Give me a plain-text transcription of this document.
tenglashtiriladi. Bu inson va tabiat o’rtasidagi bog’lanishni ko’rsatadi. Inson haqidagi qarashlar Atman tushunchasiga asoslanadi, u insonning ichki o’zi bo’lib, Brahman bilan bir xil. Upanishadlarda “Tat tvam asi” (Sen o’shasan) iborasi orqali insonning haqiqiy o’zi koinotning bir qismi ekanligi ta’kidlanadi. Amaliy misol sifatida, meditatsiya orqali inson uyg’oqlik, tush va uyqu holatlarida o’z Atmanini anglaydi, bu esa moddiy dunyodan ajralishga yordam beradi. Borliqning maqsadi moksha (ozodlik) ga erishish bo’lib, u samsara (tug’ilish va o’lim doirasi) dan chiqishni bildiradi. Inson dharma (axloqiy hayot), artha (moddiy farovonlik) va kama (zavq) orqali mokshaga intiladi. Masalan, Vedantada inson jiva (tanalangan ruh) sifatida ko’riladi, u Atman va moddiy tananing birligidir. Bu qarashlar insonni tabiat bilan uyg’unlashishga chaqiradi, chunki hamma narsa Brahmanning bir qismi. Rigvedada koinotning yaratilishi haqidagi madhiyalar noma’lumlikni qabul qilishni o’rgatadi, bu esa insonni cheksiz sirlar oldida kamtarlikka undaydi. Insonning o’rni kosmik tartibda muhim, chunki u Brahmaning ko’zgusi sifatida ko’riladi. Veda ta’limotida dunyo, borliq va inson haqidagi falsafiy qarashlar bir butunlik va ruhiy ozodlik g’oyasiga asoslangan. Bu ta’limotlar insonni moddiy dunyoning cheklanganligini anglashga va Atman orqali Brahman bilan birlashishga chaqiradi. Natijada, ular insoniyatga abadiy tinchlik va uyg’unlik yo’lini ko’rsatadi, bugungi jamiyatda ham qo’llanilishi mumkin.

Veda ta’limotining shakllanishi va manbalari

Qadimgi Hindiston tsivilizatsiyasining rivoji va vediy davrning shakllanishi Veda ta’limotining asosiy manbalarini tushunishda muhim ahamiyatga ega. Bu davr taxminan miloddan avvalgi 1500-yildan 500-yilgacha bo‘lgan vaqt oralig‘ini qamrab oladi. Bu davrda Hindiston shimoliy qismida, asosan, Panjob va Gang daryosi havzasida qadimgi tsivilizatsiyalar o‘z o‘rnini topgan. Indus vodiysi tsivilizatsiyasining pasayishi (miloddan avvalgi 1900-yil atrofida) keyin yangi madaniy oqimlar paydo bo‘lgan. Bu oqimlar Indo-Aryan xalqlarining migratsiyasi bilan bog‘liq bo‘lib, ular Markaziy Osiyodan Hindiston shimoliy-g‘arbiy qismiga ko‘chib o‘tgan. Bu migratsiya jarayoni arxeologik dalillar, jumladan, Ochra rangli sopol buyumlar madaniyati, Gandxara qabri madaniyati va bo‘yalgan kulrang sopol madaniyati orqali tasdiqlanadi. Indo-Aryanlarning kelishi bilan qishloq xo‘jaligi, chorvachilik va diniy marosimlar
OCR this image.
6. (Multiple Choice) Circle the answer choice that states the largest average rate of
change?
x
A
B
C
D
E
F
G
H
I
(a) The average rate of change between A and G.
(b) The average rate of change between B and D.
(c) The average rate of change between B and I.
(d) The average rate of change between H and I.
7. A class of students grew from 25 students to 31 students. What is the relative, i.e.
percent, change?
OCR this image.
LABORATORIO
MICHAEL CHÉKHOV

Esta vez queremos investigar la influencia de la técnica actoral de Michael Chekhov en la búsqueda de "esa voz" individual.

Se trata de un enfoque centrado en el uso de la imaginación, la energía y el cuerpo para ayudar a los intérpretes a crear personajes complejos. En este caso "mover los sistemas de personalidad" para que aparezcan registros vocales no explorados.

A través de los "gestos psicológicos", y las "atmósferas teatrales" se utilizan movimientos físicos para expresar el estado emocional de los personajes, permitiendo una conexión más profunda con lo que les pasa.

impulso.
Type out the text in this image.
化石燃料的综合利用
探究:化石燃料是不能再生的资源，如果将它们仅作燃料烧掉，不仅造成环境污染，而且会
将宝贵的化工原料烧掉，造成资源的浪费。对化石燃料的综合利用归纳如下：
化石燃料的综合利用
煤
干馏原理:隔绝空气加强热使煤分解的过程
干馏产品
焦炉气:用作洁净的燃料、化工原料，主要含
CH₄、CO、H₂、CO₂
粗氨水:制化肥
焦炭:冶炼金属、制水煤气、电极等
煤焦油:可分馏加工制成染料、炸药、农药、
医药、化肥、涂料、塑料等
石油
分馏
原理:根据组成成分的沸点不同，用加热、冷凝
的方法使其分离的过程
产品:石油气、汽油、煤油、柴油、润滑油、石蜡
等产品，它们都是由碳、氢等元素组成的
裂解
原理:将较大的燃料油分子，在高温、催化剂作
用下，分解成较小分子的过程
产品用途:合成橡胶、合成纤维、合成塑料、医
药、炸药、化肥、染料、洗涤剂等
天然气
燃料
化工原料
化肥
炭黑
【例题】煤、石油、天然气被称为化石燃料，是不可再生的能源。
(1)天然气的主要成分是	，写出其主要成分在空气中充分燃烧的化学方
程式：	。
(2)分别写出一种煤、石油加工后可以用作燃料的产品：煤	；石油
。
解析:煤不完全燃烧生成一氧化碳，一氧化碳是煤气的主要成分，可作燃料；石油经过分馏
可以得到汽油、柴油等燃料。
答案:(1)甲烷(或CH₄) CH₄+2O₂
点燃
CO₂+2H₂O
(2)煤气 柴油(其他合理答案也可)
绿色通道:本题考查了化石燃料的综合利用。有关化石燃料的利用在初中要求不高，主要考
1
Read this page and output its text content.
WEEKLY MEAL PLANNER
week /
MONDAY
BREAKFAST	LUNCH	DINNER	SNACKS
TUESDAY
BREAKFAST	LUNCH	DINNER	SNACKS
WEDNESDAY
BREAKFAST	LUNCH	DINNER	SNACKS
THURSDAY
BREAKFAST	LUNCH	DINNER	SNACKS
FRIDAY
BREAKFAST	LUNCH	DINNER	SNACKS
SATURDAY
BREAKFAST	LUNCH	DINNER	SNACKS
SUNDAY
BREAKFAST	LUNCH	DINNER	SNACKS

————

_Exercise brief_
Nothing should be changed: write out all of the data as is.

_Exercise solution_
Give me a plain-text transcription of this document.
tenglashtiriladi. Bu inson va tabiat o’rtasidagi bog’lanishni ko’rsatadi. Inson haqidagi qarashlar Atman tushunchasiga asoslanadi, u insonning ichki o’zi bo’lib, Brahman bilan bir xil. Upanishadlarda “Tat tvam asi” (Sen o’shasan) iborasi orqali insonning haqiqiy o’zi koinotning bir qismi ekanligi ta’kidlanadi. Amaliy misol sifatida, meditatsiya orqali inson uyg’oqlik, tush va uyqu holatlarida o’z Atmanini anglaydi, bu esa moddiy dunyodan ajralishga yordam beradi. Borliqning maqsadi moksha (ozodlik) ga erishish bo’lib, u samsara (tug’ilish va o’lim doirasi) dan chiqishni bildiradi. Inson dharma (axloqiy hayot), artha (moddiy farovonlik) va kama (zavq) orqali mokshaga intiladi. Masalan, Vedantada inson jiva (tanalangan ruh) sifatida ko’riladi, u Atman va moddiy tananing birligidir. Bu qarashlar insonni tabiat bilan uyg’unlashishga chaqiradi, chunki hamma narsa Brahmanning bir qismi. Rigvedada koinotning yaratilishi haqidagi madhiyalar noma’lumlikni qabul qilishni o’rgatadi, bu esa insonni cheksiz sirlar oldida kamtarlikka undaydi. Insonning o’rni kosmik tartibda muhim, chunki u Brahmaning ko’zgusi sifatida ko’riladi. Veda ta’limotida dunyo, borliq va inson haqidagi falsafiy qarashlar bir butunlik va ruhiy ozodlik g’oyasiga asoslangan. Bu ta’limotlar insonni moddiy dunyoning cheklanganligini anglashga va Atman orqali Brahman bilan birlashishga chaqiradi. Natijada, ular insoniyatga abadiy tinchlik va uyg’unlik yo’lini ko’rsatadi, bugungi jamiyatda ham qo’llanilishi mumkin.

Veda ta’limotining shakllanishi va manbalari

Qadimgi Hindiston tsivilizatsiyasining rivoji va vediy davrning shakllanishi Veda ta’limotining asosiy manbalarini tushunishda muhim ahamiyatga ega. Bu davr taxminan miloddan avvalgi 1500-yildan 500-yilgacha bo‘lgan vaqt oralig‘ini qamrab oladi. Bu davrda Hindiston shimoliy qismida, asosan, Panjob va Gang daryosi havzasida qadimgi tsivilizatsiyalar o‘z o‘rnini topgan. Indus vodiysi tsivilizatsiyasining pasayishi (miloddan avvalgi 1900-yil atrofida) keyin yangi madaniy oqimlar paydo bo‘lgan. Bu oqimlar Indo-Aryan xalqlarining migratsiyasi bilan bog‘liq bo‘lib, ular Markaziy Osiyodan Hindiston shimoliy-g‘arbiy qismiga ko‘chib o‘tgan. Bu migratsiya jarayoni arxeologik dalillar, jumladan, Ochra rangli sopol buyumlar madaniyati, Gandxara qabri madaniyati va bo‘yalgan kulrang sopol madaniyati orqali tasdiqlanadi. Indo-Aryanlarning kelishi bilan qishloq xo‘jaligi, chorvachilik va diniy marosimlar
OCR this image.
6. (Multiple Choice) Circle the answer choice that states the largest average rate of
change?
x
A
B
C
D
E
F
G
H
I
(a) The average rate of change between A and G.
(b) The average rate of change between B and D.
(c) The average rate of change between B and I.
(d) The average rate of change between H and I.
7. A class of students grew from 25 students to 31 students. What is the relative, i.e.
percent, change?
OCR this image.
LABORATORIO
MICHAEL CHÉKHOV

Esta vez queremos investigar la influencia de la técnica actoral de Michael Chekhov en la búsqueda de "esa voz" individual.

Se trata de un enfoque centrado en el uso de la imaginación, la energía y el cuerpo para ayudar a los intérpretes a crear personajes complejos. En este caso "mover los sistemas de personalidad" para que aparezcan registros vocales no explorados.

A través de los "gestos psicológicos", y las "atmósferas teatrales" se utilizan movimientos físicos para expresar el estado emocional de los personajes, permitiendo una conexión más profunda con lo que les pasa.

impulso.
Type out the text in this image.
化石燃料的综合利用
探究:化石燃料是不能再生的资源，如果将它们仅作燃料烧掉，不仅造成环境污染，而且会
将宝贵的化工原料烧掉，造成资源的浪费。对化石燃料的综合利用归纳如下：
化石燃料的综合利用
煤
干馏原理:隔绝空气加强热使煤分解的过程
干馏产品
焦炉气:用作洁净的燃料、化工原料，主要含
CH₄、CO、H₂、CO₂
粗氨水:制化肥
焦炭:冶炼金属、制水煤气、电极等
煤焦油:可分馏加工制成染料、炸药、农药、
医药、化肥、涂料、塑料等
石油
分馏
原理:根据组成成分的沸点不同，用加热、冷凝
的方法使其分离的过程
产品:石油气、汽油、煤油、柴油、润滑油、石蜡
等产品，它们都是由碳、氢等元素组成的
裂解
原理:将较大的燃料油分子，在高温、催化剂作
用下，分解成较小分子的过程
产品用途:合成橡胶、合成纤维、合成塑料、医
药、炸药、化肥、染料、洗涤剂等
天然气
燃料
化工原料
化肥
炭黑
【例题】煤、石油、天然气被称为化石燃料，是不可再生的能源。
(1)天然气的主要成分是	，写出其主要成分在空气中充分燃烧的化学方
程式：	。
(2)分别写出一种煤、石油加工后可以用作燃料的产品：煤	；石油
。
解析:煤不完全燃烧生成一氧化碳，一氧化碳是煤气的主要成分，可作燃料；石油经过分馏
可以得到汽油、柴油等燃料。
答案:(1)甲烷(或CH₄) CH₄+2O₂
点燃
CO₂+2H₂O
(2)煤气 柴油(其他合理答案也可)
绿色通道:本题考查了化石燃料的综合利用。有关化石燃料的利用在初中要求不高，主要考
1
Read this page and output its text content.
WEEKLY MEAL PLANNER
week /
MONDAY
BREAKFAST	LUNCH	DINNER	SNACKS
TUESDAY
BREAKFAST	LUNCH	DINNER	SNACKS
WEDNESDAY
BREAKFAST	LUNCH	DINNER	SNACKS
THURSDAY
BREAKFAST	LUNCH	DINNER	SNACKS
FRIDAY
BREAKFAST	LUNCH	DINNER	SNACKS
SATURDAY
BREAKFAST	LUNCH	DINNER	SNACKS
SUNDAY
BREAKFAST	LUNCH	DINNER	SNACKS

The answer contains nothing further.